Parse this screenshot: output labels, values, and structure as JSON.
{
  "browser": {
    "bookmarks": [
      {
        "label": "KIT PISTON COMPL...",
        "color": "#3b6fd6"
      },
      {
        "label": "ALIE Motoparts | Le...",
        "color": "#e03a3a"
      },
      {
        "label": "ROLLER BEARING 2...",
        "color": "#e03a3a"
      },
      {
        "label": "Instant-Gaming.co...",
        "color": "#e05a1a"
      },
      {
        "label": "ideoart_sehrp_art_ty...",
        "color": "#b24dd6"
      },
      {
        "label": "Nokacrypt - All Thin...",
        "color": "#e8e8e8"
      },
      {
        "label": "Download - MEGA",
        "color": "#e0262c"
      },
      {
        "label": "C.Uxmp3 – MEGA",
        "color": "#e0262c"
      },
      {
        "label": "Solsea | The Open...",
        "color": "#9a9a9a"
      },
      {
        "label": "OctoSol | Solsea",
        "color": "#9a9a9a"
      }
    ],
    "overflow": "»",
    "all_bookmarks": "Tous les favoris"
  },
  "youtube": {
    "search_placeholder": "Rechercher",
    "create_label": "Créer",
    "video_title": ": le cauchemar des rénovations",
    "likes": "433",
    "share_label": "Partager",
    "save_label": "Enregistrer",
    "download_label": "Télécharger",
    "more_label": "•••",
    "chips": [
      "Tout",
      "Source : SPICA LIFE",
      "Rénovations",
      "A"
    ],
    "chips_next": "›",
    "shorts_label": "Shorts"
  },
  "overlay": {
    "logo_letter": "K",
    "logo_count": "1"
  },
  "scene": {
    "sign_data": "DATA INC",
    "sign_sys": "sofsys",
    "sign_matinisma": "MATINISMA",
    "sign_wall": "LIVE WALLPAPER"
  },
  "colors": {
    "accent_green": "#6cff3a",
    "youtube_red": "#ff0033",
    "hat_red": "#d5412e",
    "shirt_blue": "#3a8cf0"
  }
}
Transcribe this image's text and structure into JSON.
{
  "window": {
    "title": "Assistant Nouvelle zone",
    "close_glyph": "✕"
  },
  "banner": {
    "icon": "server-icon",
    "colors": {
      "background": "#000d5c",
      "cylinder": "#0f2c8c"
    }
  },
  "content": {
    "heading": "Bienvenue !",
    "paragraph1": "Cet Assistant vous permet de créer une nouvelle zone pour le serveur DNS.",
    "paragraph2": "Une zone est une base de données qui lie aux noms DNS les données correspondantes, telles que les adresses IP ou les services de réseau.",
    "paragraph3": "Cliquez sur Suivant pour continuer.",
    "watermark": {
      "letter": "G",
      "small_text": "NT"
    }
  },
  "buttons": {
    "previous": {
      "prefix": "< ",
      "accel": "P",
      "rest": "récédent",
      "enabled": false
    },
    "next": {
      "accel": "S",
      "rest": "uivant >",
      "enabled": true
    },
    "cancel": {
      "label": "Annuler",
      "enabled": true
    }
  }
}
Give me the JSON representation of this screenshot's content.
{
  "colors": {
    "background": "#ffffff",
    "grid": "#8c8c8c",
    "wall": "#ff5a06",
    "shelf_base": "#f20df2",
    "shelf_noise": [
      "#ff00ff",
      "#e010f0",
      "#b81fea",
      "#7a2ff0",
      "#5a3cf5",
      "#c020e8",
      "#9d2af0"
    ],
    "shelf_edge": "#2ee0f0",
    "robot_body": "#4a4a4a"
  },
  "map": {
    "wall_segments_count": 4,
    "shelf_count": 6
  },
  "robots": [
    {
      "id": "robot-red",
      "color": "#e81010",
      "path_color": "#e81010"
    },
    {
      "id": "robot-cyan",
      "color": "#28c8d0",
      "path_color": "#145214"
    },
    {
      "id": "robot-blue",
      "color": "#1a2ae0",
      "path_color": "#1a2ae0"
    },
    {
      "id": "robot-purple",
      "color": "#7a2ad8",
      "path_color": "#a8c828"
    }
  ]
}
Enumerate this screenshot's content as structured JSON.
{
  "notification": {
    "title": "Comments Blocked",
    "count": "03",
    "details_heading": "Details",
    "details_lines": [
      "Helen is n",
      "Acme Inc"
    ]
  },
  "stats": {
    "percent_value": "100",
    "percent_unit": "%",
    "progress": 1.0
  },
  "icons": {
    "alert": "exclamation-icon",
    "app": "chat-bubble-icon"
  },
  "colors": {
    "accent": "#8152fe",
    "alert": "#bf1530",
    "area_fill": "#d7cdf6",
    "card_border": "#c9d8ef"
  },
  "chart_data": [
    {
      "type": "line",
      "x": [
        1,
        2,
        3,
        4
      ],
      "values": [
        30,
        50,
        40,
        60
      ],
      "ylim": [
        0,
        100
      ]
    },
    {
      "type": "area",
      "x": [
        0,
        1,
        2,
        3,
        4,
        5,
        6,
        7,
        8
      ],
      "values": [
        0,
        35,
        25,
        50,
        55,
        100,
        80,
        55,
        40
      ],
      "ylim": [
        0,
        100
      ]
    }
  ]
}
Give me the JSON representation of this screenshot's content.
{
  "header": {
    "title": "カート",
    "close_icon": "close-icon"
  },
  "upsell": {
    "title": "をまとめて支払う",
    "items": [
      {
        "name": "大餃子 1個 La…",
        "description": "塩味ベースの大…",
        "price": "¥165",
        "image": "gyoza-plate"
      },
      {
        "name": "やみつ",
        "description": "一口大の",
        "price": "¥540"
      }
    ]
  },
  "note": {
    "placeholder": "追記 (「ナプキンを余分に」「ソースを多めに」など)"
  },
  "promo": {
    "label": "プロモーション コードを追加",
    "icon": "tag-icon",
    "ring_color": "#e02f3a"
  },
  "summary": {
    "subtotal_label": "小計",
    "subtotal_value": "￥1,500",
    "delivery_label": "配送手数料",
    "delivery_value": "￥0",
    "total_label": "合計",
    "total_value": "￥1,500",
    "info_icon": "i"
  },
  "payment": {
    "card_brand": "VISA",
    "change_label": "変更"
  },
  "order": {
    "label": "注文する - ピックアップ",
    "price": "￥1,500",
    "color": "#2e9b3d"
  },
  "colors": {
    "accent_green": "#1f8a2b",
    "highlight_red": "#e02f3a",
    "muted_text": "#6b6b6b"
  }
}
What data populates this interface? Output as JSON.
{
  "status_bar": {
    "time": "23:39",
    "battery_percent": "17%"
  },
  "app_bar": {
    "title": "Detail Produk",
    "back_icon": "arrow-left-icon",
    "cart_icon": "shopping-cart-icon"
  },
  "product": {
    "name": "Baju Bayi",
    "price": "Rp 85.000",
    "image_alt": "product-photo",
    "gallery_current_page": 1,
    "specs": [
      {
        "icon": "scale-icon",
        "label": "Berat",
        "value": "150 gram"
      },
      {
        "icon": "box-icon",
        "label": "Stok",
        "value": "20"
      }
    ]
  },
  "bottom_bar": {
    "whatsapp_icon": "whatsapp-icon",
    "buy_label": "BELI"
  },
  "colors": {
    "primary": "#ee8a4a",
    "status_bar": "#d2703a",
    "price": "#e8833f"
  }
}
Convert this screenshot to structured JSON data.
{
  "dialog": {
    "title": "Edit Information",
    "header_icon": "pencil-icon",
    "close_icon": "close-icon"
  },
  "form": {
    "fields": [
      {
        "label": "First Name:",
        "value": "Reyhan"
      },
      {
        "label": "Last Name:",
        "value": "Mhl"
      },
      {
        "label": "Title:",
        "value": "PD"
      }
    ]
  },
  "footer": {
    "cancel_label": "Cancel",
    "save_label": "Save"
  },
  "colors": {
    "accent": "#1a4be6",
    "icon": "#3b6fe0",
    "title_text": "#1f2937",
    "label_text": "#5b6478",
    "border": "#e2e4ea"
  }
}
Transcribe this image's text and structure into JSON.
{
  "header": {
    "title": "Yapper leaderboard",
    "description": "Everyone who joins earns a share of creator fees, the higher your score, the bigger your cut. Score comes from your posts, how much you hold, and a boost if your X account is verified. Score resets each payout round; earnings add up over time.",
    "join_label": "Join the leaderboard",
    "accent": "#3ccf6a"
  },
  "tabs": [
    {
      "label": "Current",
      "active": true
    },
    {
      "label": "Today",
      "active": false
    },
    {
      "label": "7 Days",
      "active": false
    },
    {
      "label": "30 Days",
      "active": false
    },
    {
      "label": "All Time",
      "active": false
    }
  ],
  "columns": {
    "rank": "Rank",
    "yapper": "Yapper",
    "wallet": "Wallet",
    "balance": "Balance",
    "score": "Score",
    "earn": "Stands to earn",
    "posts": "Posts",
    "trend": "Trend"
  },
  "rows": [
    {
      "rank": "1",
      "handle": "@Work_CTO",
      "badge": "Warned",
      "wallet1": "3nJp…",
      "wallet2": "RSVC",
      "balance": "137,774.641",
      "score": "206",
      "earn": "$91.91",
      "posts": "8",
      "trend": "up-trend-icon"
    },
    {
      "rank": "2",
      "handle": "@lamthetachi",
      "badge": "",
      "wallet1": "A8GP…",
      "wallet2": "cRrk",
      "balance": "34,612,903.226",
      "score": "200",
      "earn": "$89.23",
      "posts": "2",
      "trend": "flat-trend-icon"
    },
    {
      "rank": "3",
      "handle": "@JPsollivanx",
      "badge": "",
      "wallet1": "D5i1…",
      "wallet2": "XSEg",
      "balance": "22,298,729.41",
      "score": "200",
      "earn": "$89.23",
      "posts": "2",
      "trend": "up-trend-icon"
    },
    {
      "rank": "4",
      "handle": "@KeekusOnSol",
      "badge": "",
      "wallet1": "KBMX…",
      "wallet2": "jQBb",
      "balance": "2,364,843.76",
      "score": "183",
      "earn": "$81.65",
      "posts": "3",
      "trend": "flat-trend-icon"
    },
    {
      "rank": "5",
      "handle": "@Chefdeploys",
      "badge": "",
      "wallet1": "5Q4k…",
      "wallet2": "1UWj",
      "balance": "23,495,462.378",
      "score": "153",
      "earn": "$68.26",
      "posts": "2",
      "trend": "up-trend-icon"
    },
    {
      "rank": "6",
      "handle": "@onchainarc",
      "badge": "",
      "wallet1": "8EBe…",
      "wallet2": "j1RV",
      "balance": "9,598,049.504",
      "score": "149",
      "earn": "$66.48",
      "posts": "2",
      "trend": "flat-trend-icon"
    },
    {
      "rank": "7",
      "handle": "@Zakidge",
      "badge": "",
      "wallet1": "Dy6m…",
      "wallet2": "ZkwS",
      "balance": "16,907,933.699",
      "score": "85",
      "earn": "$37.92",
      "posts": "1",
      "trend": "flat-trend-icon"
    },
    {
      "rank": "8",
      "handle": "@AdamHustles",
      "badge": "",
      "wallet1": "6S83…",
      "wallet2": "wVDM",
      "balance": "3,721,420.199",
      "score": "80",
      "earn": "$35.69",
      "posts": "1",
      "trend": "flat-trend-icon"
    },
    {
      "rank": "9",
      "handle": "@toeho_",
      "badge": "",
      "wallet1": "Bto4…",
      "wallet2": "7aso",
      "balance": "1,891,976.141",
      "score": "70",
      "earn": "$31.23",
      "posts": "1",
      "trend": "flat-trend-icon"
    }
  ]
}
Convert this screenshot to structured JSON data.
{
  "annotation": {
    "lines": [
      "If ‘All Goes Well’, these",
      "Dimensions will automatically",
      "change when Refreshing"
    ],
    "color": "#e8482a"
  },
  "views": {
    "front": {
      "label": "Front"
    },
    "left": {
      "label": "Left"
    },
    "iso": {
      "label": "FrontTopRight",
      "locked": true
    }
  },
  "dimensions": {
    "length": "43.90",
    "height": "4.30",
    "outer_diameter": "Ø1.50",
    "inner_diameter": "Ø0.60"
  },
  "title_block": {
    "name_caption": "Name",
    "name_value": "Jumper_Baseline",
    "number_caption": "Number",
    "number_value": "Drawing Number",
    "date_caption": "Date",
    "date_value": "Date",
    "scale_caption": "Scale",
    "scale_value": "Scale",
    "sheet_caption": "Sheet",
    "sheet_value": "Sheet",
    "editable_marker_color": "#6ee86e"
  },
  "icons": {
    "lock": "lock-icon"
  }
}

----------

AIM OF THE EXERCISE:
How many lines in the records hold the string "pour"? Reply with the number alone.

SOLUTION TO THIS TASK:
2